# Work to be completed
Only the number is wanted: how many lines of these entries contain the word "toán"?

# Data for this exercise
★ ★ ★ ★ ★ ★ ★

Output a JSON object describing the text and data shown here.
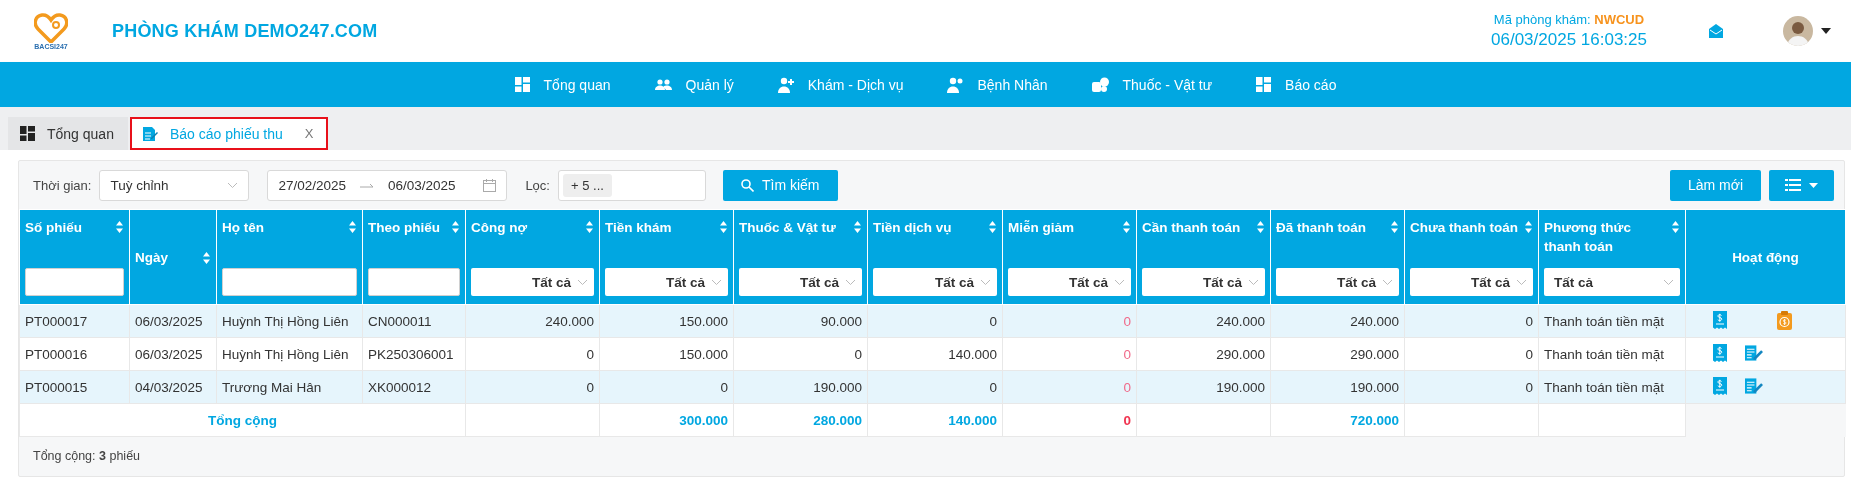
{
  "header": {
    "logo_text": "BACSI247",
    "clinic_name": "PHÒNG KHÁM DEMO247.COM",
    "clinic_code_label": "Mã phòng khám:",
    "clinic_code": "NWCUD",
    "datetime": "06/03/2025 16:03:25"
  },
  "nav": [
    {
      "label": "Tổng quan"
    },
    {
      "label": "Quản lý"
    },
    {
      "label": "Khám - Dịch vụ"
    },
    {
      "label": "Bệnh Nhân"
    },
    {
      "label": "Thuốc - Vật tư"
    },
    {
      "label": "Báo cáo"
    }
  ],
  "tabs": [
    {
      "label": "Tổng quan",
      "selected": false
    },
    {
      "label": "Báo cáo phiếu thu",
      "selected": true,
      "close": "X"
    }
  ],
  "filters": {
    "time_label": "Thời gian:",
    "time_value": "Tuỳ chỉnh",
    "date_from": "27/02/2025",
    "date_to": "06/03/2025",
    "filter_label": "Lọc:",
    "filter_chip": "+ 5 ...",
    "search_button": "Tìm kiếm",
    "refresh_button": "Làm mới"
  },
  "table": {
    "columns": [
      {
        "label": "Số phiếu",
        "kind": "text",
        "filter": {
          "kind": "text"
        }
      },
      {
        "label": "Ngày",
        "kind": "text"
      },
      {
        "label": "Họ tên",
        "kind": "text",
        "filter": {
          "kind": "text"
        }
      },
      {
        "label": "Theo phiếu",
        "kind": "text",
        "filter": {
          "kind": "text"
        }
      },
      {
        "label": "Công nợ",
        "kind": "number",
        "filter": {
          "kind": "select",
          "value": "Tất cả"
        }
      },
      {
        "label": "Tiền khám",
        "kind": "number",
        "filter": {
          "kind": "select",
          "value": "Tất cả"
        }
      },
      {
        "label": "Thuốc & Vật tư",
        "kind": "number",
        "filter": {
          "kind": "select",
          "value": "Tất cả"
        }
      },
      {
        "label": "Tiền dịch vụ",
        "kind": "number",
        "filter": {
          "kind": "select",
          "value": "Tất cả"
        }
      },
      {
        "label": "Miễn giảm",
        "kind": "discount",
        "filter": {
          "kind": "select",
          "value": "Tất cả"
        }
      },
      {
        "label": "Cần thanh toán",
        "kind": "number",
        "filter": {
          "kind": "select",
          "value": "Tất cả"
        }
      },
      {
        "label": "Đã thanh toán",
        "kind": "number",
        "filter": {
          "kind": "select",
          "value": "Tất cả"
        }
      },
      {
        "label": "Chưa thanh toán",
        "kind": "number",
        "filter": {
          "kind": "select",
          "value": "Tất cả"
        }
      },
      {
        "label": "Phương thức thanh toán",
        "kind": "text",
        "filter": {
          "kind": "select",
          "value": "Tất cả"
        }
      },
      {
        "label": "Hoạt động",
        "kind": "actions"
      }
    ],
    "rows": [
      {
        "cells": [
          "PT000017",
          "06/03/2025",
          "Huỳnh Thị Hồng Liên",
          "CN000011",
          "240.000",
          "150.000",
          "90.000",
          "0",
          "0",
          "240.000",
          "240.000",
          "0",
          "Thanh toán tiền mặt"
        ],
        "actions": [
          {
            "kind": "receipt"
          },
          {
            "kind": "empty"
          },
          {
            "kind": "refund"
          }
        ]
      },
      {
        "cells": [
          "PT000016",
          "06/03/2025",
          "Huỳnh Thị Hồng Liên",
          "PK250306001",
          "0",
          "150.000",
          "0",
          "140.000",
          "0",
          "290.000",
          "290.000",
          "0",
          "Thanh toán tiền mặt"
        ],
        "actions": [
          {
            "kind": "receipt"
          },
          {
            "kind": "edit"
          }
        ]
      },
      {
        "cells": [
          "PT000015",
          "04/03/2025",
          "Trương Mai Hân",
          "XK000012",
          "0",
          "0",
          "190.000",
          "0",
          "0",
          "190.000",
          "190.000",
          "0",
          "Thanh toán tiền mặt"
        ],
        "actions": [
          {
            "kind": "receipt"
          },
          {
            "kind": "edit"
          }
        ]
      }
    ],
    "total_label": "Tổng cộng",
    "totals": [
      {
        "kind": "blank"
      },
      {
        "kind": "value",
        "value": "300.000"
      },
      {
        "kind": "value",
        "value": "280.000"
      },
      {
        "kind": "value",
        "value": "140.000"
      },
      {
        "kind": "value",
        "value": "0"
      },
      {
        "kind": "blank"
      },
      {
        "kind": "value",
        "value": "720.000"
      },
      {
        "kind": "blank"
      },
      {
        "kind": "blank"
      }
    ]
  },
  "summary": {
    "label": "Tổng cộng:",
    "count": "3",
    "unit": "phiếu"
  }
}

★ ★ ★ ★ ★ ★ ★

# Response
7